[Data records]
• • •

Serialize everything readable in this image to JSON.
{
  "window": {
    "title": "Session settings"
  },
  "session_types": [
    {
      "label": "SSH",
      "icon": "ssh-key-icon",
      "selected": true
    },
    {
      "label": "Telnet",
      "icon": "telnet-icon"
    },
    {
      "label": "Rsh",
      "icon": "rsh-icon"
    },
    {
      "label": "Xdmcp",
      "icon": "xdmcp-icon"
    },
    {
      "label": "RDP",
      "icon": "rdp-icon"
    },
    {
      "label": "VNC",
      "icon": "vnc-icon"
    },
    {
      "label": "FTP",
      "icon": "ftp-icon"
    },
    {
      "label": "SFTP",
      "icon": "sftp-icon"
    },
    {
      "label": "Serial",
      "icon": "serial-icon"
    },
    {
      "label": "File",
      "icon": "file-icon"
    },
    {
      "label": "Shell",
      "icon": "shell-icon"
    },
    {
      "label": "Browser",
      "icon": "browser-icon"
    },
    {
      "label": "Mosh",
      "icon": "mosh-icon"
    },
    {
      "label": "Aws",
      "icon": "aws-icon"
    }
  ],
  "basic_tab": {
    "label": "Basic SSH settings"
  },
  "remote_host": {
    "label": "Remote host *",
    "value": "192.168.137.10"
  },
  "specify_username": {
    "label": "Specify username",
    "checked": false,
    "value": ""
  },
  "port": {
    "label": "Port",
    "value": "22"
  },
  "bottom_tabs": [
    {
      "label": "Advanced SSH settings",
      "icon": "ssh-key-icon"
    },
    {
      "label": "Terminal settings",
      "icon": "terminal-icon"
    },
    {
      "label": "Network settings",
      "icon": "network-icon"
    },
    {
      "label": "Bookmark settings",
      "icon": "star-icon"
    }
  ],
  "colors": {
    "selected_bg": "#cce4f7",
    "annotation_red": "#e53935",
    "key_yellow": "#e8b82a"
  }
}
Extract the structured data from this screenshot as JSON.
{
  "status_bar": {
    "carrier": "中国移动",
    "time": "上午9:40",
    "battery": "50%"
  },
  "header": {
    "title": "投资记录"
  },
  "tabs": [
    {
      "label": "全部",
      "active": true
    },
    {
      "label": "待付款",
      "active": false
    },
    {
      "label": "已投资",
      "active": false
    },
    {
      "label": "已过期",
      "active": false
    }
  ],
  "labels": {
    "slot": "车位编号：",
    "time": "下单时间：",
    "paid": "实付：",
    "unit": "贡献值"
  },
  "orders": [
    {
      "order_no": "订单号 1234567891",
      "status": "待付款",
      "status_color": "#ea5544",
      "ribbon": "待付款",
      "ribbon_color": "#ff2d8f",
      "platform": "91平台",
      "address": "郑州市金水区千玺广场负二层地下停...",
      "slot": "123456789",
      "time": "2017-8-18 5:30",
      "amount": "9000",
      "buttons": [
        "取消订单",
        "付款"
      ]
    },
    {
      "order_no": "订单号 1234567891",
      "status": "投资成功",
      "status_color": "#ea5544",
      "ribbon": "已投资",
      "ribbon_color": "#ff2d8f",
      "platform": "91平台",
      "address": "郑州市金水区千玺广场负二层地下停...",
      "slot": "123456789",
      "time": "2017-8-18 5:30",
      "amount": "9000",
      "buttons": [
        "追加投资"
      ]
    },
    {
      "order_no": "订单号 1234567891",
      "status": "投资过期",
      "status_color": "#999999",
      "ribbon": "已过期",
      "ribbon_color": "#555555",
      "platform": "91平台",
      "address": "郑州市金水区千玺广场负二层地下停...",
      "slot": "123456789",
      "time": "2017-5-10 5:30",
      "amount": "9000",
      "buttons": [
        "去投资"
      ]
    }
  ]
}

• • •

Retype the records in full. Keep every line identical to the original.

Serialize everything readable in this image to JSON.
{
  "window": {
    "title": "Session settings"
  },
  "session_types": [
    {
      "label": "SSH",
      "icon": "ssh-key-icon",
      "selected": true
    },
    {
      "label": "Telnet",
      "icon": "telnet-icon"
    },
    {
      "label": "Rsh",
      "icon": "rsh-icon"
    },
    {
      "label": "Xdmcp",
      "icon": "xdmcp-icon"
    },
    {
      "label": "RDP",
      "icon": "rdp-icon"
    },
    {
      "label": "VNC",
      "icon": "vnc-icon"
    },
    {
      "label": "FTP",
      "icon": "ftp-icon"
    },
    {
      "label": "SFTP",
      "icon": "sftp-icon"
    },
    {
      "label": "Serial",
      "icon": "serial-icon"
    },
    {
      "label": "File",
      "icon": "file-icon"
    },
    {
      "label": "Shell",
      "icon": "shell-icon"
    },
    {
      "label": "Browser",
      "icon": "browser-icon"
    },
    {
      "label": "Mosh",
      "icon": "mosh-icon"
    },
    {
      "label": "Aws",
      "icon": "aws-icon"
    }
  ],
  "basic_tab": {
    "label": "Basic SSH settings"
  },
  "remote_host": {
    "label": "Remote host *",
    "value": "192.168.137.10"
  },
  "specify_username": {
    "label": "Specify username",
    "checked": false,
    "value": ""
  },
  "port": {
    "label": "Port",
    "value": "22"
  },
  "bottom_tabs": [
    {
      "label": "Advanced SSH settings",
      "icon": "ssh-key-icon"
    },
    {
      "label": "Terminal settings",
      "icon": "terminal-icon"
    },
    {
      "label": "Network settings",
      "icon": "network-icon"
    },
    {
      "label": "Bookmark settings",
      "icon": "star-icon"
    }
  ],
  "colors": {
    "selected_bg": "#cce4f7",
    "annotation_red": "#e53935",
    "key_yellow": "#e8b82a"
  }
}
Extract the structured data from this screenshot as JSON.
{
  "status_bar": {
    "carrier": "中国移动",
    "time": "上午9:40",
    "battery": "50%"
  },
  "header": {
    "title": "投资记录"
  },
  "tabs": [
    {
      "label": "全部",
      "active": true
    },
    {
      "label": "待付款",
      "active": false
    },
    {
      "label": "已投资",
      "active": false
    },
    {
      "label": "已过期",
      "active": false
    }
  ],
  "labels": {
    "slot": "车位编号：",
    "time": "下单时间：",
    "paid": "实付：",
    "unit": "贡献值"
  },
  "orders": [
    {
      "order_no": "订单号 1234567891",
      "status": "待付款",
      "status_color": "#ea5544",
      "ribbon": "待付款",
      "ribbon_color": "#ff2d8f",
      "platform": "91平台",
      "address": "郑州市金水区千玺广场负二层地下停...",
      "slot": "123456789",
      "time": "2017-8-18 5:30",
      "amount": "9000",
      "buttons": [
        "取消订单",
        "付款"
      ]
    },
    {
      "order_no": "订单号 1234567891",
      "status": "投资成功",
      "status_color": "#ea5544",
      "ribbon": "已投资",
      "ribbon_color": "#ff2d8f",
      "platform": "91平台",
      "address": "郑州市金水区千玺广场负二层地下停...",
      "slot": "123456789",
      "time": "2017-8-18 5:30",
      "amount": "9000",
      "buttons": [
        "追加投资"
      ]
    },
    {
      "order_no": "订单号 1234567891",
      "status": "投资过期",
      "status_color": "#999999",
      "ribbon": "已过期",
      "ribbon_color": "#555555",
      "platform": "91平台",
      "address": "郑州市金水区千玺广场负二层地下停...",
      "slot": "123456789",
      "time": "2017-5-10 5:30",
      "amount": "9000",
      "buttons": [
        "去投资"
      ]
    }
  ]
}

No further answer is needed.